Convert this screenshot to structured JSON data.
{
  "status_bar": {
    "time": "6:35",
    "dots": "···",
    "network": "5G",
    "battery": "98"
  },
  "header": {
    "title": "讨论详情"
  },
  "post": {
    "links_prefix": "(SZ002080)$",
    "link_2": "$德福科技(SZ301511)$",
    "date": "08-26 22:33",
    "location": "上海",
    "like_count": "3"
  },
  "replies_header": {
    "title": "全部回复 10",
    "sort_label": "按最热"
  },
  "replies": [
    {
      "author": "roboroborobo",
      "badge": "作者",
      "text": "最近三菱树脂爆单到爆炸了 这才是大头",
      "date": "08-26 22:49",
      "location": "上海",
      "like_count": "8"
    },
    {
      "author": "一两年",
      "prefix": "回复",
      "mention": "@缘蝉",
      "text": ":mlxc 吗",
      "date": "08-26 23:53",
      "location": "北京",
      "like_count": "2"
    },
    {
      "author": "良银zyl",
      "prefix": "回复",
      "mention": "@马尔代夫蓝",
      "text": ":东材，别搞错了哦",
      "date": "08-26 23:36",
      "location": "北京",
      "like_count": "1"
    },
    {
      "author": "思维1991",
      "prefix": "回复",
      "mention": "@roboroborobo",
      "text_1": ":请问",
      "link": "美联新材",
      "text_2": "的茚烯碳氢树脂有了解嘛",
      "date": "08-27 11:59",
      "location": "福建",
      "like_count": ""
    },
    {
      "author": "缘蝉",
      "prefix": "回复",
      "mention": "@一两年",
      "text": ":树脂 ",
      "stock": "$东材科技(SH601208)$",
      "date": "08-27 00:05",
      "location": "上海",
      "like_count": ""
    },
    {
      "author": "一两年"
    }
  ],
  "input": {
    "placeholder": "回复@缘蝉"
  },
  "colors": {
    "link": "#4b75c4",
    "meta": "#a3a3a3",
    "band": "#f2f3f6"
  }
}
+++++
§ What is required
Return all of the entries exactly as they were supplied.

§ Task output
Convert this screenshot to structured JSON data.
{
  "status_bar": {
    "time": "6:35",
    "dots": "···",
    "network": "5G",
    "battery": "98"
  },
  "header": {
    "title": "讨论详情"
  },
  "post": {
    "links_prefix": "(SZ002080)$",
    "link_2": "$德福科技(SZ301511)$",
    "date": "08-26 22:33",
    "location": "上海",
    "like_count": "3"
  },
  "replies_header": {
    "title": "全部回复 10",
    "sort_label": "按最热"
  },
  "replies": [
    {
      "author": "roboroborobo",
      "badge": "作者",
      "text": "最近三菱树脂爆单到爆炸了 这才是大头",
      "date": "08-26 22:49",
      "location": "上海",
      "like_count": "8"
    },
    {
      "author": "一两年",
      "prefix": "回复",
      "mention": "@缘蝉",
      "text": ":mlxc 吗",
      "date": "08-26 23:53",
      "location": "北京",
      "like_count": "2"
    },
    {
      "author": "良银zyl",
      "prefix": "回复",
      "mention": "@马尔代夫蓝",
      "text": ":东材，别搞错了哦",
      "date": "08-26 23:36",
      "location": "北京",
      "like_count": "1"
    },
    {
      "author": "思维1991",
      "prefix": "回复",
      "mention": "@roboroborobo",
      "text_1": ":请问",
      "link": "美联新材",
      "text_2": "的茚烯碳氢树脂有了解嘛",
      "date": "08-27 11:59",
      "location": "福建",
      "like_count": ""
    },
    {
      "author": "缘蝉",
      "prefix": "回复",
      "mention": "@一两年",
      "text": ":树脂 ",
      "stock": "$东材科技(SH601208)$",
      "date": "08-27 00:05",
      "location": "上海",
      "like_count": ""
    },
    {
      "author": "一两年"
    }
  ],
  "input": {
    "placeholder": "回复@缘蝉"
  },
  "colors": {
    "link": "#4b75c4",
    "meta": "#a3a3a3",
    "band": "#f2f3f6"
  }
}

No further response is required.